Work to be completed
Your answer should be one number: the count of lines in these entries that hold the word "heading".

——————————

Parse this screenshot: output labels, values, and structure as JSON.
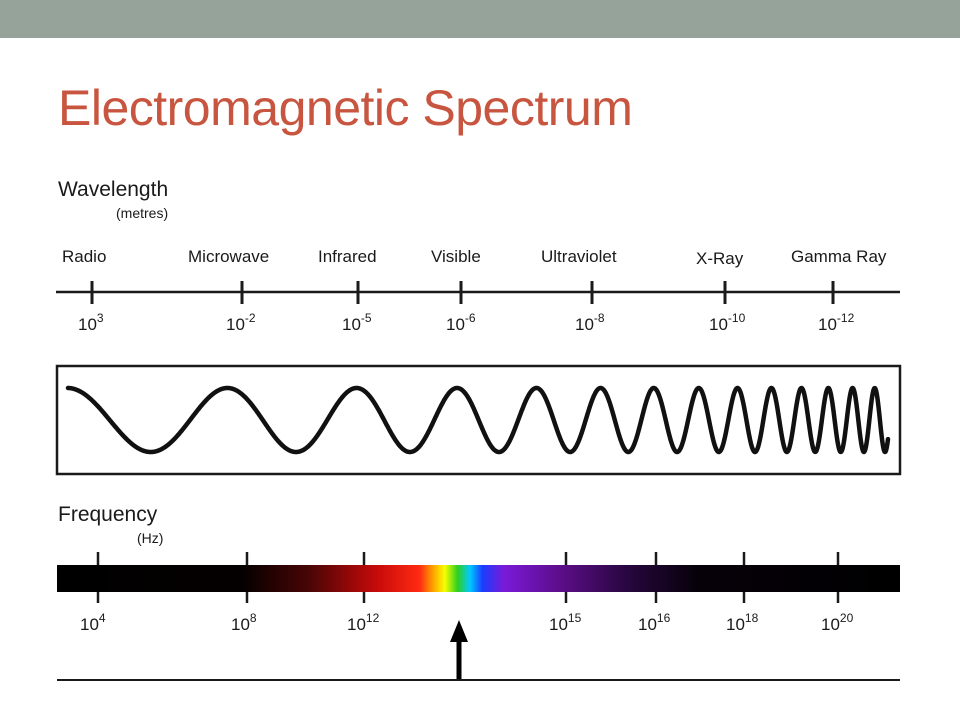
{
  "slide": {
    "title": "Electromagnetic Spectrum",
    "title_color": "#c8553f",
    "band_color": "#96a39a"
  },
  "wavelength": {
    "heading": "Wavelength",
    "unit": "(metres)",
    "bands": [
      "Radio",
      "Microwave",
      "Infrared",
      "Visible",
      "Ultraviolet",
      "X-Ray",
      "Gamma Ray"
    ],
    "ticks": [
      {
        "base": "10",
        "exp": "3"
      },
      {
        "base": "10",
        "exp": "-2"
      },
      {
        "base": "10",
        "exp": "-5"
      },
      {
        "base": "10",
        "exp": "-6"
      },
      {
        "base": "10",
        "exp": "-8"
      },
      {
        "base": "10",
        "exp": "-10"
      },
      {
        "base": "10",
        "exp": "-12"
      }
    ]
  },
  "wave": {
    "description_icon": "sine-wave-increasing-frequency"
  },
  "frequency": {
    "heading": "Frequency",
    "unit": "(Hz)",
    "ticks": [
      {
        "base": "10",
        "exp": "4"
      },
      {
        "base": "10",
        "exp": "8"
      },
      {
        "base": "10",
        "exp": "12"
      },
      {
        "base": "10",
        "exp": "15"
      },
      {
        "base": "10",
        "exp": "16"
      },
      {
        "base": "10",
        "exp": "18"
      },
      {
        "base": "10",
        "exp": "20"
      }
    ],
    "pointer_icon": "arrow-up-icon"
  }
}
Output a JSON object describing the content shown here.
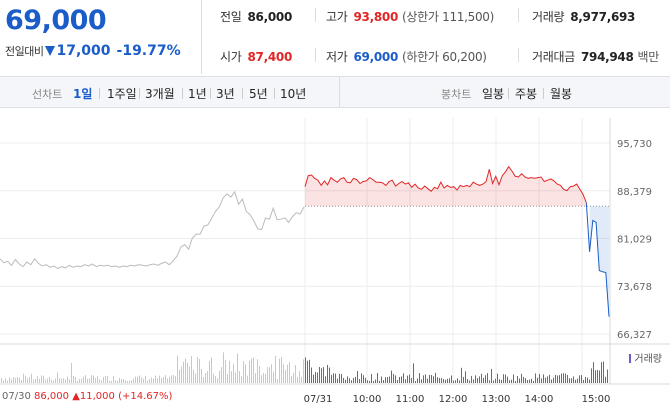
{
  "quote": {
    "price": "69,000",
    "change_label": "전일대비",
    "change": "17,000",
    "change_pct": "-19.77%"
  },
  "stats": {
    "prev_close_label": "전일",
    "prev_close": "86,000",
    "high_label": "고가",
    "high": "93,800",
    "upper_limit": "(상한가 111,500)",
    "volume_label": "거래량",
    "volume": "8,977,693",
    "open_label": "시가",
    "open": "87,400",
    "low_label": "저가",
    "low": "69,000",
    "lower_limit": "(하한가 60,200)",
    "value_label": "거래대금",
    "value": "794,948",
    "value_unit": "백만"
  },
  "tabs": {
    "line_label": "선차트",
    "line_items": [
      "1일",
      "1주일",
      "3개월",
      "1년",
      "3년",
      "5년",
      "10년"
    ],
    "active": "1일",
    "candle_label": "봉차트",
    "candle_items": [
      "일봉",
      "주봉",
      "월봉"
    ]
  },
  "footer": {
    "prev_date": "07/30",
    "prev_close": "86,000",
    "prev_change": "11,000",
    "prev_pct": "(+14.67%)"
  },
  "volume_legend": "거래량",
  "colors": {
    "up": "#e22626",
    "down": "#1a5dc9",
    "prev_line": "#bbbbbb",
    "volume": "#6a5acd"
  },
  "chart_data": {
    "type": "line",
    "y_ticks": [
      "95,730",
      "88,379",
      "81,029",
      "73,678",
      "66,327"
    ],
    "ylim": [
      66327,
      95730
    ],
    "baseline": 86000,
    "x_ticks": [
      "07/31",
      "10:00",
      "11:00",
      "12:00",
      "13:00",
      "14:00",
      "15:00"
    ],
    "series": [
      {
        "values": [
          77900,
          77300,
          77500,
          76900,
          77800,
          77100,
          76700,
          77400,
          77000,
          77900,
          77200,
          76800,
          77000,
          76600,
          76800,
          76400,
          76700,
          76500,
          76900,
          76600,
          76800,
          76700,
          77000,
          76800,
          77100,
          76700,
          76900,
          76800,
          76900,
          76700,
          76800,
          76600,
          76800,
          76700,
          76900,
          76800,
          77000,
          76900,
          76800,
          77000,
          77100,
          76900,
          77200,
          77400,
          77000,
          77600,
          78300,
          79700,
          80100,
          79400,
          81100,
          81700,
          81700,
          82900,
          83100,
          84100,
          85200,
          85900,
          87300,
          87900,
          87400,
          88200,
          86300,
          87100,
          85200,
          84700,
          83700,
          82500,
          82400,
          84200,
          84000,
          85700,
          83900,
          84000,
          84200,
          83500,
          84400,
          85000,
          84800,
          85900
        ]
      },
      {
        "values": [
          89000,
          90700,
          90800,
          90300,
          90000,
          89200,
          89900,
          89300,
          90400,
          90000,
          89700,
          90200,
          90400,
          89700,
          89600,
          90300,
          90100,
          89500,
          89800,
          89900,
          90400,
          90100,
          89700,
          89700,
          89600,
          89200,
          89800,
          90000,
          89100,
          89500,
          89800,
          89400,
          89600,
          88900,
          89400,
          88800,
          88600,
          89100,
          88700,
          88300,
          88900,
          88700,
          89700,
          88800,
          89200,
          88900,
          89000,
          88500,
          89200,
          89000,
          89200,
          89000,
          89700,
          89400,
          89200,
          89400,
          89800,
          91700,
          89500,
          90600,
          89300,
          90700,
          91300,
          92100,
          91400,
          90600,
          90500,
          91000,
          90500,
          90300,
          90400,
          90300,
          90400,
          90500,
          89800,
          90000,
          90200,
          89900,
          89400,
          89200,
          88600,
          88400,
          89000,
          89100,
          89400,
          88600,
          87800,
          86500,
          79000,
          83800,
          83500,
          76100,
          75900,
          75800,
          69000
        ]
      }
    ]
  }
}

——————————

The solution
2